Task: Copy the data exactly as it appears, and do not include any pictures.

Input for this task:
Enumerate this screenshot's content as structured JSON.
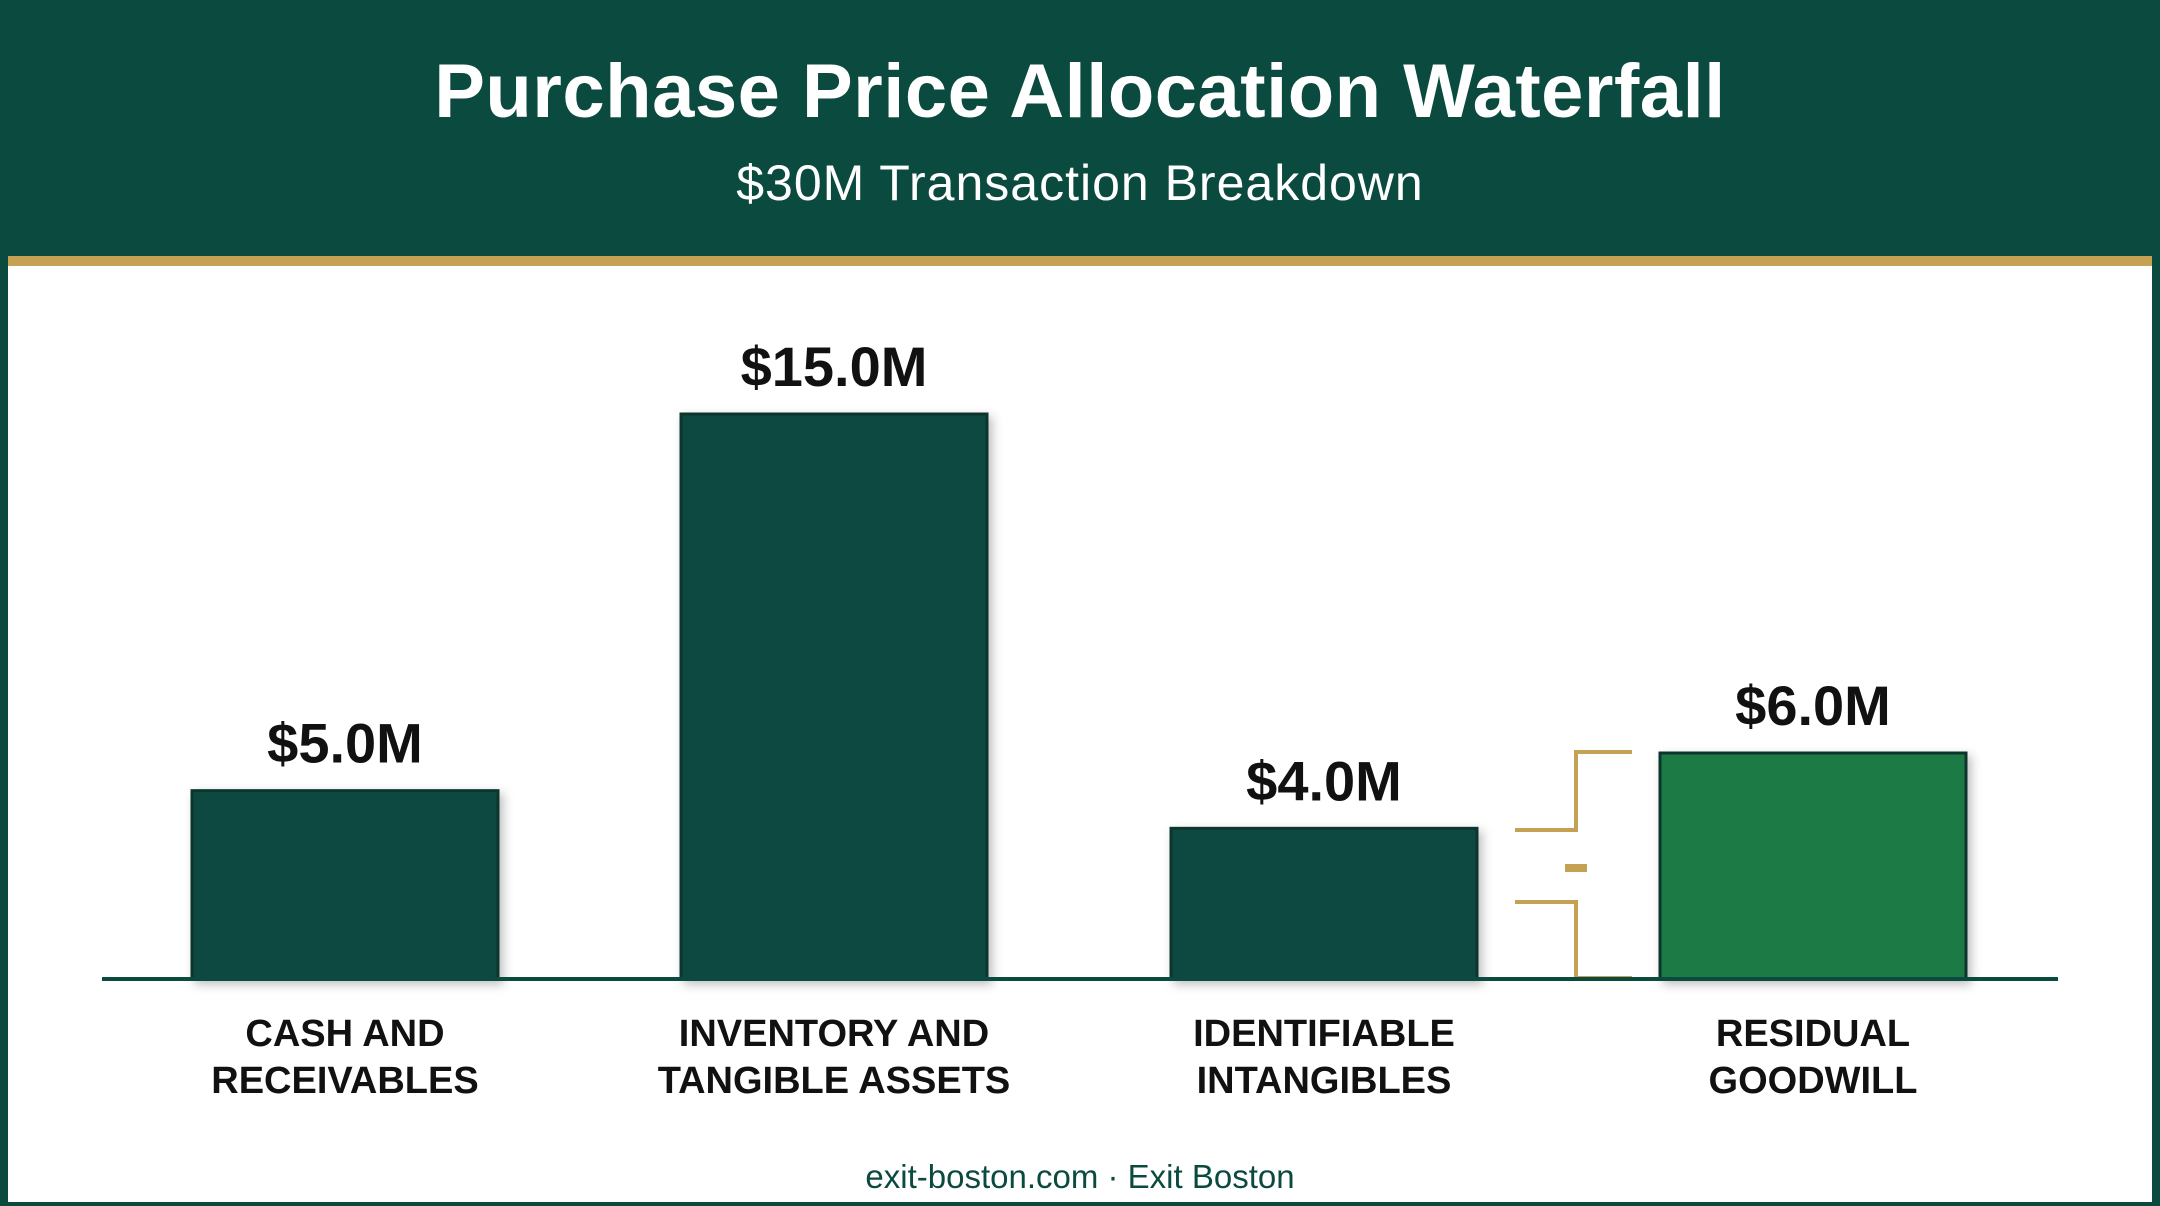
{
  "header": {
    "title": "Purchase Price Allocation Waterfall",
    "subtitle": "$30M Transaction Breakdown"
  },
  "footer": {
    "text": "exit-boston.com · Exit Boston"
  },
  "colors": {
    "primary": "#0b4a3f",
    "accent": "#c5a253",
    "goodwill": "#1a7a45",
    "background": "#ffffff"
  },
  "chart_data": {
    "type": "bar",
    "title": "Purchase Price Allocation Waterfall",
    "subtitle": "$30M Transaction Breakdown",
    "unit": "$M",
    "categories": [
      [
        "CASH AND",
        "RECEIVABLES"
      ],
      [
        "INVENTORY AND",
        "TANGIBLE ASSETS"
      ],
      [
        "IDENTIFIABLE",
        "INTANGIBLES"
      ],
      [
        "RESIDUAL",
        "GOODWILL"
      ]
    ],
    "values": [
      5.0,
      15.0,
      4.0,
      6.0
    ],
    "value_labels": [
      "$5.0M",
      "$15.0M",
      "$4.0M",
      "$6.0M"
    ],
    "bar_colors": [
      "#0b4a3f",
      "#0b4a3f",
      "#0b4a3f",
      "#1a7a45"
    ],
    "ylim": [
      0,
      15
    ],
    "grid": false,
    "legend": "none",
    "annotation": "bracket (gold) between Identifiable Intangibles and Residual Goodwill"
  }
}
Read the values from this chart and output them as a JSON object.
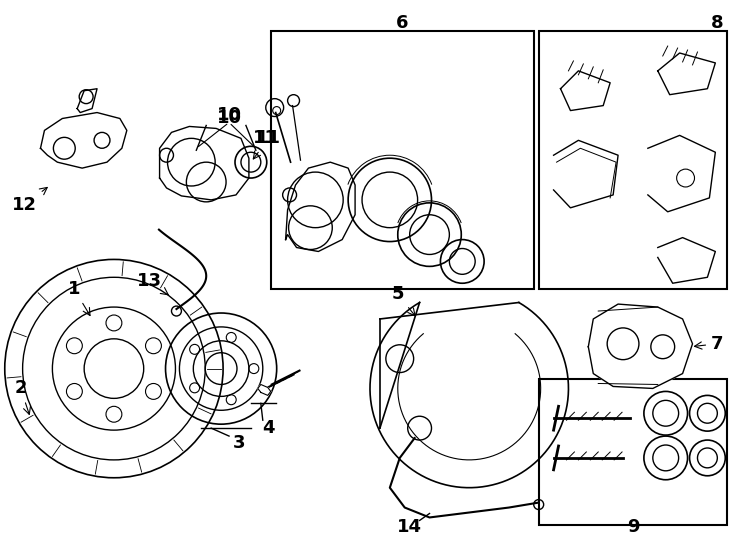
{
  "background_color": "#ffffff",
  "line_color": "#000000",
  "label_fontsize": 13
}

Task answer:
Enumerate this screenshot's content as structured JSON.
{
  "header": {
    "title": "Purchase Price Allocation Waterfall",
    "subtitle": "$30M Transaction Breakdown"
  },
  "footer": {
    "text": "exit-boston.com · Exit Boston"
  },
  "colors": {
    "primary": "#0b4a3f",
    "accent": "#c5a253",
    "goodwill": "#1a7a45",
    "background": "#ffffff"
  },
  "chart_data": {
    "type": "bar",
    "title": "Purchase Price Allocation Waterfall",
    "subtitle": "$30M Transaction Breakdown",
    "unit": "$M",
    "categories": [
      [
        "CASH AND",
        "RECEIVABLES"
      ],
      [
        "INVENTORY AND",
        "TANGIBLE ASSETS"
      ],
      [
        "IDENTIFIABLE",
        "INTANGIBLES"
      ],
      [
        "RESIDUAL",
        "GOODWILL"
      ]
    ],
    "values": [
      5.0,
      15.0,
      4.0,
      6.0
    ],
    "value_labels": [
      "$5.0M",
      "$15.0M",
      "$4.0M",
      "$6.0M"
    ],
    "bar_colors": [
      "#0b4a3f",
      "#0b4a3f",
      "#0b4a3f",
      "#1a7a45"
    ],
    "ylim": [
      0,
      15
    ],
    "grid": false,
    "legend": "none",
    "annotation": "bracket (gold) between Identifiable Intangibles and Residual Goodwill"
  }
}
Read the values from this chart and output them as a JSON object.
{
  "background_color": "#ffffff",
  "line_color": "#000000",
  "label_fontsize": 13
}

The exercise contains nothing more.